WRITTEN PROBLEM>
Reproduce all entries precisely, down to the last character.

************

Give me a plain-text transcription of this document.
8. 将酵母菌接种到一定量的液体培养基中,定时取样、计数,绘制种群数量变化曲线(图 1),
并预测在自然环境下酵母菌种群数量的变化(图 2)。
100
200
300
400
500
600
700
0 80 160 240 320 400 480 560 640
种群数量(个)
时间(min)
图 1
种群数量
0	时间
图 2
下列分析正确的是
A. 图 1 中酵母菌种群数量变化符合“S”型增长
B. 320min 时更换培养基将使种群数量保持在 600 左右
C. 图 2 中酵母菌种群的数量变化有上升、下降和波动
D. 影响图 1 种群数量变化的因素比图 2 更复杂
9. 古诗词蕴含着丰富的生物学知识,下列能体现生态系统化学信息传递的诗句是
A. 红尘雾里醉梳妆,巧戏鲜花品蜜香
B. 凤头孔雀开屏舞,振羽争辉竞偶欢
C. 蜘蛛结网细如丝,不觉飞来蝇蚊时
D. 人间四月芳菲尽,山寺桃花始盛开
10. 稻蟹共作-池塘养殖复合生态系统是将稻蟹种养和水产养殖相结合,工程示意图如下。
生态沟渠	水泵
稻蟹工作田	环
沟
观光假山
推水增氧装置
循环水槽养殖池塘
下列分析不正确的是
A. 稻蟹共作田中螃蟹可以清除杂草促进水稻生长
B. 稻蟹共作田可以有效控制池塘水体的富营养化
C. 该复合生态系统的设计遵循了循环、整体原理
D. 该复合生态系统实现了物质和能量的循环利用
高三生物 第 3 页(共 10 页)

************

EXERCISE SOLUTION>
Give me a plain-text transcription of this document.
8. 将酵母菌接种到一定量的液体培养基中,定时取样、计数,绘制种群数量变化曲线(图 1),
并预测在自然环境下酵母菌种群数量的变化(图 2)。
100
200
300
400
500
600
700
0 80 160 240 320 400 480 560 640
种群数量(个)
时间(min)
图 1
种群数量
0	时间
图 2
下列分析正确的是
A. 图 1 中酵母菌种群数量变化符合“S”型增长
B. 320min 时更换培养基将使种群数量保持在 600 左右
C. 图 2 中酵母菌种群的数量变化有上升、下降和波动
D. 影响图 1 种群数量变化的因素比图 2 更复杂
9. 古诗词蕴含着丰富的生物学知识,下列能体现生态系统化学信息传递的诗句是
A. 红尘雾里醉梳妆,巧戏鲜花品蜜香
B. 凤头孔雀开屏舞,振羽争辉竞偶欢
C. 蜘蛛结网细如丝,不觉飞来蝇蚊时
D. 人间四月芳菲尽,山寺桃花始盛开
10. 稻蟹共作-池塘养殖复合生态系统是将稻蟹种养和水产养殖相结合,工程示意图如下。
生态沟渠	水泵
稻蟹工作田	环
沟
观光假山
推水增氧装置
循环水槽养殖池塘
下列分析不正确的是
A. 稻蟹共作田中螃蟹可以清除杂草促进水稻生长
B. 稻蟹共作田可以有效控制池塘水体的富营养化
C. 该复合生态系统的设计遵循了循环、整体原理
D. 该复合生态系统实现了物质和能量的循环利用
高三生物 第 3 页(共 10 页)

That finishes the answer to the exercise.